— START Records for the task —
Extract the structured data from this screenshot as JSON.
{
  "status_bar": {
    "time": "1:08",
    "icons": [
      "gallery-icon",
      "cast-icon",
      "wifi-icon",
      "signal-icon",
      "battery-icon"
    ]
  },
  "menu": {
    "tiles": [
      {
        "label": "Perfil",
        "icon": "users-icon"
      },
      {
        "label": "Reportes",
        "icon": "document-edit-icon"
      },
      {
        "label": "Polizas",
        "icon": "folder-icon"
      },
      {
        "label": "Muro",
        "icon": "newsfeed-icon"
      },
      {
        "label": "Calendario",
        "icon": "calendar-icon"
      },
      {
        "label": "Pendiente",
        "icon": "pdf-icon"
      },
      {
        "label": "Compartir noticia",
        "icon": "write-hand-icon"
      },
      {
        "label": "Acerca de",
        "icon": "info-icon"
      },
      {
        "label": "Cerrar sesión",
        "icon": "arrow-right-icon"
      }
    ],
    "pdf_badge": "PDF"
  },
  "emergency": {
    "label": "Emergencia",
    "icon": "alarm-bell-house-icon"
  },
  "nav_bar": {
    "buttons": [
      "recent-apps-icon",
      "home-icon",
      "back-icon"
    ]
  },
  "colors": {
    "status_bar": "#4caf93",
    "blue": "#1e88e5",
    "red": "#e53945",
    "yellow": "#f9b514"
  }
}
— END Records for the task —
(Task goal): Exactly reproduce every record.

(Answer):
Extract the structured data from this screenshot as JSON.
{
  "status_bar": {
    "time": "1:08",
    "icons": [
      "gallery-icon",
      "cast-icon",
      "wifi-icon",
      "signal-icon",
      "battery-icon"
    ]
  },
  "menu": {
    "tiles": [
      {
        "label": "Perfil",
        "icon": "users-icon"
      },
      {
        "label": "Reportes",
        "icon": "document-edit-icon"
      },
      {
        "label": "Polizas",
        "icon": "folder-icon"
      },
      {
        "label": "Muro",
        "icon": "newsfeed-icon"
      },
      {
        "label": "Calendario",
        "icon": "calendar-icon"
      },
      {
        "label": "Pendiente",
        "icon": "pdf-icon"
      },
      {
        "label": "Compartir noticia",
        "icon": "write-hand-icon"
      },
      {
        "label": "Acerca de",
        "icon": "info-icon"
      },
      {
        "label": "Cerrar sesión",
        "icon": "arrow-right-icon"
      }
    ],
    "pdf_badge": "PDF"
  },
  "emergency": {
    "label": "Emergencia",
    "icon": "alarm-bell-house-icon"
  },
  "nav_bar": {
    "buttons": [
      "recent-apps-icon",
      "home-icon",
      "back-icon"
    ]
  },
  "colors": {
    "status_bar": "#4caf93",
    "blue": "#1e88e5",
    "red": "#e53945",
    "yellow": "#f9b514"
  }
}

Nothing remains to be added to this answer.